(Records)
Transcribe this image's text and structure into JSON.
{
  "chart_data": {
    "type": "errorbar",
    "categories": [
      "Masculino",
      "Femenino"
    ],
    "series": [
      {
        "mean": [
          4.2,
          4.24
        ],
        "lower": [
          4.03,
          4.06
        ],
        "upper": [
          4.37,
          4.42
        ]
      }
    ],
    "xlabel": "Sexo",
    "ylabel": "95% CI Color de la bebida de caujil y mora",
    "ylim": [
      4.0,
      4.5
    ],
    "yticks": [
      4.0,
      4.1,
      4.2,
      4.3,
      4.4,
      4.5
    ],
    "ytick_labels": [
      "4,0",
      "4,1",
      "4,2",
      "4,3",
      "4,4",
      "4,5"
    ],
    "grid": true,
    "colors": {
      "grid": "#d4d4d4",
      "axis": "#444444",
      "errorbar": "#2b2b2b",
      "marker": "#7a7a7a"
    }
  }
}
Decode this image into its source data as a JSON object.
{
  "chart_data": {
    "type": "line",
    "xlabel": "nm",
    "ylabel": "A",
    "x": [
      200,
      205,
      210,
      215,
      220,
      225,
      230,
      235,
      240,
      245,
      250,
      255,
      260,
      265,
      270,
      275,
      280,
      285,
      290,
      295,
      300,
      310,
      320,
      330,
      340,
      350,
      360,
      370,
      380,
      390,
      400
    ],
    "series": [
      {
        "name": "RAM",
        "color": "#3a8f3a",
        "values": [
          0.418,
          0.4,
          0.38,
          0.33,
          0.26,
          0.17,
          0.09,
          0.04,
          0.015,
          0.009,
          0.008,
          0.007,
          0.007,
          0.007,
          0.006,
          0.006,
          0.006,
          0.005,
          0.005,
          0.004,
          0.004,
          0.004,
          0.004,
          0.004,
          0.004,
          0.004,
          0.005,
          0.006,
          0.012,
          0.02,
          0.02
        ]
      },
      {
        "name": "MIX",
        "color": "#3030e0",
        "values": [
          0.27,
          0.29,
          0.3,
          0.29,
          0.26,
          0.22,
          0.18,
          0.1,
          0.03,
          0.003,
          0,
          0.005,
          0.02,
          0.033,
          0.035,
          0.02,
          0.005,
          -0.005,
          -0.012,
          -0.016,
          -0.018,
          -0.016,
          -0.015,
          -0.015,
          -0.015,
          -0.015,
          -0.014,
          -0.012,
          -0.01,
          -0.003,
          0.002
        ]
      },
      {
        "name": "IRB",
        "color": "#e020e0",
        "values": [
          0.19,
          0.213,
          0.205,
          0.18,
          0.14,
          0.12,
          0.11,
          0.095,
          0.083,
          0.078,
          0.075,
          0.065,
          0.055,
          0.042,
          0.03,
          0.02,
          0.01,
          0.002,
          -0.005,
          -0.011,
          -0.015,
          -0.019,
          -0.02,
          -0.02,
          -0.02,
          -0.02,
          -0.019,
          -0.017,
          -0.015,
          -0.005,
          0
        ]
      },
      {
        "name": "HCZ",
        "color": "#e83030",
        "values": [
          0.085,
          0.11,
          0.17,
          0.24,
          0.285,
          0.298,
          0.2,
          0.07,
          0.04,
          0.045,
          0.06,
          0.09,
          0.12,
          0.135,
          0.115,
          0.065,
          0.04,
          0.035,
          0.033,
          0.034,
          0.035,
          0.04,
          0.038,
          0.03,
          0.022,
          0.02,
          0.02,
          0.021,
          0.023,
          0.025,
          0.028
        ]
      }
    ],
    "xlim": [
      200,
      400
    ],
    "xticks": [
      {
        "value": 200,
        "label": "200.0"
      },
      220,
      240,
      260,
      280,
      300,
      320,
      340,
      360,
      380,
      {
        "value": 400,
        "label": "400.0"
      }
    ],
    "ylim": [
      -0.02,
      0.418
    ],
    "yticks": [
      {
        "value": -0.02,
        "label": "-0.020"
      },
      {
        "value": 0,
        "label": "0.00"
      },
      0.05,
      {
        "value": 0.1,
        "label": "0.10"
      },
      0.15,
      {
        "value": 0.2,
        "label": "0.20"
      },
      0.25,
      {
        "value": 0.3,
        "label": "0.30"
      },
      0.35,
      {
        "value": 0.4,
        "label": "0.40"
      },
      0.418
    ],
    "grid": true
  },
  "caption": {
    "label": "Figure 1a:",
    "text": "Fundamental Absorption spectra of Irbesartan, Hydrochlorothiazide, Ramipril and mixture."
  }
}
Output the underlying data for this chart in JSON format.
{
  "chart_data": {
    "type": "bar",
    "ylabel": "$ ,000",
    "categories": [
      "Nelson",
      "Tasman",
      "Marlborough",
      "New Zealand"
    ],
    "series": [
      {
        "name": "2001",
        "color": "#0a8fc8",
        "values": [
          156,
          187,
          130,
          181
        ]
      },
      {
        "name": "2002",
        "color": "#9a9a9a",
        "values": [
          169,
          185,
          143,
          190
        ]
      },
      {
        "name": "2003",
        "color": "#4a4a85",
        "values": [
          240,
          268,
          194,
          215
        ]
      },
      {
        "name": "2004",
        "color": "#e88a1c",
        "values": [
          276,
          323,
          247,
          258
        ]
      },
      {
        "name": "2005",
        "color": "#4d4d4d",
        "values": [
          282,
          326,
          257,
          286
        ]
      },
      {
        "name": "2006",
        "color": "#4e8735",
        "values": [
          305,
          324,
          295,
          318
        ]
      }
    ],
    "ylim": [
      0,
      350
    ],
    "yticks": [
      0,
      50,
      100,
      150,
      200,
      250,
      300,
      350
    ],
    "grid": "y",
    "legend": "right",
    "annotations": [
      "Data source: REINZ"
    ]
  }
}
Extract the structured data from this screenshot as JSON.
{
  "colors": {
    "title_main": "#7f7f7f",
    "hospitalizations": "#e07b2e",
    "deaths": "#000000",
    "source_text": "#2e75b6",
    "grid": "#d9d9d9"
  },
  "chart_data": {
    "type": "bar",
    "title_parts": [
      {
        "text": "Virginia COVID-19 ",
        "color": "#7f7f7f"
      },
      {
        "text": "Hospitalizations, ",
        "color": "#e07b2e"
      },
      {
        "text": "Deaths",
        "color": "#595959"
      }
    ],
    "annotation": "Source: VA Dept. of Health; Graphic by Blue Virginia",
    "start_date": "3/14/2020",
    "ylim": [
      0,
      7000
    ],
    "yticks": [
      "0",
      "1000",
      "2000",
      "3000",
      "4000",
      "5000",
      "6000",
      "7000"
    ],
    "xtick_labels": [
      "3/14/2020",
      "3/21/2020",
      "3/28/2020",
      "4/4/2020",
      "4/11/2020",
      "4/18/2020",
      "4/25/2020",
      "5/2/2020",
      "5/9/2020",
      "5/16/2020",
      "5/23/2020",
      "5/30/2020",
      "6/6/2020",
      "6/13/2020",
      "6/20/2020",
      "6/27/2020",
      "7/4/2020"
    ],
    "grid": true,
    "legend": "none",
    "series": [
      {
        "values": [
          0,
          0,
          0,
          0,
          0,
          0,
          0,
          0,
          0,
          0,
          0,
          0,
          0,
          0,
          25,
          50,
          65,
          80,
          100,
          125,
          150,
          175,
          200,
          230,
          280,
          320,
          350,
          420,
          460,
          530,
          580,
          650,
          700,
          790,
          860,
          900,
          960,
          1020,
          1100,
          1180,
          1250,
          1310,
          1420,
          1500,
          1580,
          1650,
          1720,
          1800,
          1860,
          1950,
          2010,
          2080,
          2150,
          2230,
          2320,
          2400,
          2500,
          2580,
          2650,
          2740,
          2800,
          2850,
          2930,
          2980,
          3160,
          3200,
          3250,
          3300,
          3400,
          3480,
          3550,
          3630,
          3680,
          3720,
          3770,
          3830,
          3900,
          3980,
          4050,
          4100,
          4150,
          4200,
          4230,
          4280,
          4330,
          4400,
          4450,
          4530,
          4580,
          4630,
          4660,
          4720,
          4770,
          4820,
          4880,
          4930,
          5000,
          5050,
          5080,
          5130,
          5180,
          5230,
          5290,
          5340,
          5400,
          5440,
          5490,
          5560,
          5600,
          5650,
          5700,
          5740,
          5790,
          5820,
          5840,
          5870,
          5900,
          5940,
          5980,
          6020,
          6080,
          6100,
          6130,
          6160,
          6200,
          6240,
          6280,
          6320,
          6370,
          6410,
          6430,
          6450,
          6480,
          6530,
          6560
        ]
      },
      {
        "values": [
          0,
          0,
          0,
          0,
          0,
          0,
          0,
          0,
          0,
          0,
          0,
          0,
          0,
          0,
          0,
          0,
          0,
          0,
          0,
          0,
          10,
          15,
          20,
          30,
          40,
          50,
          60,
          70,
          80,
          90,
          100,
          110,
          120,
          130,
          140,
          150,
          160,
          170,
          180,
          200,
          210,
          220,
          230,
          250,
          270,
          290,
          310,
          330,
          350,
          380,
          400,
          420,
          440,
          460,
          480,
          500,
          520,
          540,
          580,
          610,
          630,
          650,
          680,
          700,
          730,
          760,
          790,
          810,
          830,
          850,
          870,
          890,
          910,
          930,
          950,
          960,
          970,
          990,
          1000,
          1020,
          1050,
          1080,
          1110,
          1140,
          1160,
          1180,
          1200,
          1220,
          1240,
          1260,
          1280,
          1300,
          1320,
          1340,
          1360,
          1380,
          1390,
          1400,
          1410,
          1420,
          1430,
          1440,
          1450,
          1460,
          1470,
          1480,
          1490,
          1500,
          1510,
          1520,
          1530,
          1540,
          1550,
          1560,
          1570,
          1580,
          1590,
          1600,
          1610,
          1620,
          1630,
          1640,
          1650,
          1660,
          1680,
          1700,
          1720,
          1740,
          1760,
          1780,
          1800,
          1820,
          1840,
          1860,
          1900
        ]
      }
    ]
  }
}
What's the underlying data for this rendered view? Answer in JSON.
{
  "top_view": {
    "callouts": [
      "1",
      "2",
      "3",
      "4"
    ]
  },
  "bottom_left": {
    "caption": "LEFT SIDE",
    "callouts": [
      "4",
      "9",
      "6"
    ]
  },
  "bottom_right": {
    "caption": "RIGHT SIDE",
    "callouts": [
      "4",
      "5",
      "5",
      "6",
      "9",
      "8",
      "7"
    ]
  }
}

## [What you need to do]
State the number of lines that contain the string "JSON", with no other words.

## [Task output]
5